→ THE RECORDS:
━━━━━━━━

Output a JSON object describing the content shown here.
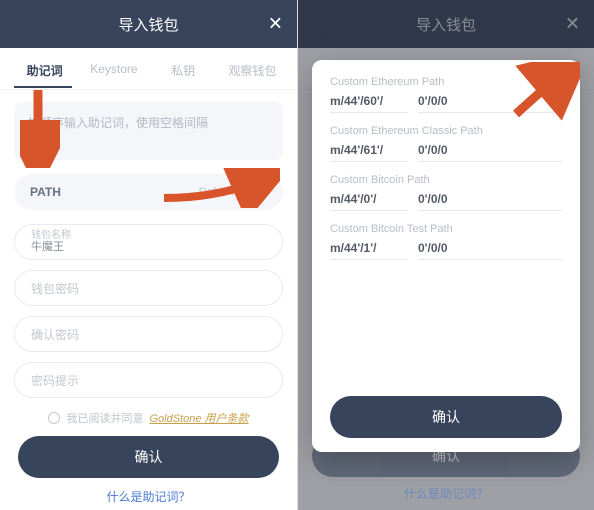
{
  "header": {
    "title": "导入钱包",
    "close": "✕"
  },
  "tabs": {
    "items": [
      "助记词",
      "Keystore",
      "私钥",
      "观察钱包"
    ],
    "active_index": 0
  },
  "left": {
    "mnemonic_placeholder": "按顺序输入助记词，使用空格间隔",
    "path": {
      "label": "PATH",
      "value": "Default Path",
      "chevron": "›"
    },
    "fields": {
      "name_label": "钱包名称",
      "name_value": "牛魔王",
      "pwd_placeholder": "钱包密码",
      "pwd2_placeholder": "确认密码",
      "hint_placeholder": "密码提示"
    },
    "terms": {
      "prefix": "我已阅读并同意",
      "link": "GoldStone 用户条款"
    },
    "confirm": "确认",
    "help": "什么是助记词？"
  },
  "right": {
    "paths": [
      {
        "title": "Custom Ethereum Path",
        "left": "m/44'/60'/",
        "right": "0'/0/0"
      },
      {
        "title": "Custom Ethereum Classic Path",
        "left": "m/44'/61'/",
        "right": "0'/0/0"
      },
      {
        "title": "Custom Bitcoin Path",
        "left": "m/44'/0'/",
        "right": "0'/0/0"
      },
      {
        "title": "Custom Bitcoin Test Path",
        "left": "m/44'/1'/",
        "right": "0'/0/0"
      }
    ],
    "confirm": "确认",
    "bg_confirm": "确认",
    "bg_help": "什么是助记词？"
  }
}
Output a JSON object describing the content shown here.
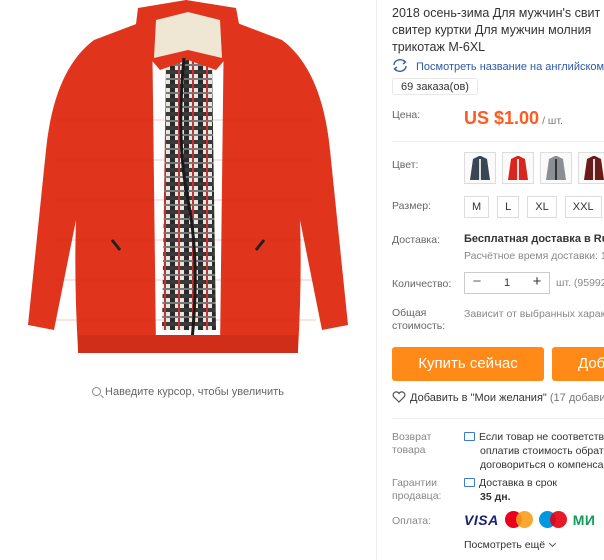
{
  "product": {
    "title_lines": [
      "2018 осень-зима Для мужчин's свит",
      "свитер куртки Для мужчин молния",
      "трикотаж M-6XL"
    ],
    "translate_link": "Посмотреть название на английском",
    "orders": "69 заказа(ов)",
    "main_color": "#e0341c"
  },
  "gallery": {
    "zoom_hint": "Наведите курсор, чтобы увеличить"
  },
  "price": {
    "label": "Цена:",
    "value": "US $1.00",
    "unit": "/ шт.",
    "color": "#ff5a1f"
  },
  "color": {
    "label": "Цвет:",
    "swatch_colors": [
      "#3b4654",
      "#d9261c",
      "#8a8f94",
      "#6b1a1a"
    ]
  },
  "size": {
    "label": "Размер:",
    "options": [
      "M",
      "L",
      "XL",
      "XXL"
    ]
  },
  "delivery": {
    "label": "Доставка:",
    "main": "Бесплатная доставка в Russ",
    "sub": "Расчётное время доставки: 1"
  },
  "quantity": {
    "label": "Количество:",
    "minus": "−",
    "value": "1",
    "plus": "+",
    "unit": "шт. (95992"
  },
  "total": {
    "label_lines": [
      "Общая",
      "стоимость:"
    ],
    "value": "Зависит от выбранных харак"
  },
  "actions": {
    "buy_now": "Купить сейчас",
    "add_to_cart": "Доба",
    "button_color": "#ff8a18"
  },
  "wishlist": {
    "label": "Добавить в \"Мои желания\"",
    "count": "(17 добавили"
  },
  "returns": {
    "label_lines": [
      "Возврат",
      "товара"
    ],
    "text_lines": [
      "Если товар не соответству",
      "оплатив стоимость обрат",
      "договориться о компенса"
    ]
  },
  "guarantee": {
    "label_lines": [
      "Гарантии",
      "продавца:"
    ],
    "line1": "Доставка в срок",
    "line2": "35 дн."
  },
  "payment": {
    "label": "Оплата:",
    "visa": "VISA",
    "mir": "МИ",
    "more": "Посмотреть ещё"
  }
}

━━━━━━━━

→ REQUIRED TASK:
Repeat every record precisely. Any picture among them stays out of the copy.

→ EXERCISE SOLUTION:
Output a JSON object describing the content shown here.
{
  "header": {
    "title": "导入钱包",
    "close": "✕"
  },
  "tabs": {
    "items": [
      "助记词",
      "Keystore",
      "私钥",
      "观察钱包"
    ],
    "active_index": 0
  },
  "left": {
    "mnemonic_placeholder": "按顺序输入助记词，使用空格间隔",
    "path": {
      "label": "PATH",
      "value": "Default Path",
      "chevron": "›"
    },
    "fields": {
      "name_label": "钱包名称",
      "name_value": "牛魔王",
      "pwd_placeholder": "钱包密码",
      "pwd2_placeholder": "确认密码",
      "hint_placeholder": "密码提示"
    },
    "terms": {
      "prefix": "我已阅读并同意",
      "link": "GoldStone 用户条款"
    },
    "confirm": "确认",
    "help": "什么是助记词？"
  },
  "right": {
    "paths": [
      {
        "title": "Custom Ethereum Path",
        "left": "m/44'/60'/",
        "right": "0'/0/0"
      },
      {
        "title": "Custom Ethereum Classic Path",
        "left": "m/44'/61'/",
        "right": "0'/0/0"
      },
      {
        "title": "Custom Bitcoin Path",
        "left": "m/44'/0'/",
        "right": "0'/0/0"
      },
      {
        "title": "Custom Bitcoin Test Path",
        "left": "m/44'/1'/",
        "right": "0'/0/0"
      }
    ],
    "confirm": "确认",
    "bg_confirm": "确认",
    "bg_help": "什么是助记词？"
  }
}
Output a JSON object describing the content shown here.
{
  "product": {
    "title_lines": [
      "2018 осень-зима Для мужчин's свит",
      "свитер куртки Для мужчин молния",
      "трикотаж M-6XL"
    ],
    "translate_link": "Посмотреть название на английском",
    "orders": "69 заказа(ов)",
    "main_color": "#e0341c"
  },
  "gallery": {
    "zoom_hint": "Наведите курсор, чтобы увеличить"
  },
  "price": {
    "label": "Цена:",
    "value": "US $1.00",
    "unit": "/ шт.",
    "color": "#ff5a1f"
  },
  "color": {
    "label": "Цвет:",
    "swatch_colors": [
      "#3b4654",
      "#d9261c",
      "#8a8f94",
      "#6b1a1a"
    ]
  },
  "size": {
    "label": "Размер:",
    "options": [
      "M",
      "L",
      "XL",
      "XXL"
    ]
  },
  "delivery": {
    "label": "Доставка:",
    "main": "Бесплатная доставка в Russ",
    "sub": "Расчётное время доставки: 1"
  },
  "quantity": {
    "label": "Количество:",
    "minus": "−",
    "value": "1",
    "plus": "+",
    "unit": "шт. (95992"
  },
  "total": {
    "label_lines": [
      "Общая",
      "стоимость:"
    ],
    "value": "Зависит от выбранных харак"
  },
  "actions": {
    "buy_now": "Купить сейчас",
    "add_to_cart": "Доба",
    "button_color": "#ff8a18"
  },
  "wishlist": {
    "label": "Добавить в \"Мои желания\"",
    "count": "(17 добавили"
  },
  "returns": {
    "label_lines": [
      "Возврат",
      "товара"
    ],
    "text_lines": [
      "Если товар не соответству",
      "оплатив стоимость обрат",
      "договориться о компенса"
    ]
  },
  "guarantee": {
    "label_lines": [
      "Гарантии",
      "продавца:"
    ],
    "line1": "Доставка в срок",
    "line2": "35 дн."
  },
  "payment": {
    "label": "Оплата:",
    "visa": "VISA",
    "mir": "МИ",
    "more": "Посмотреть ещё"
  }
}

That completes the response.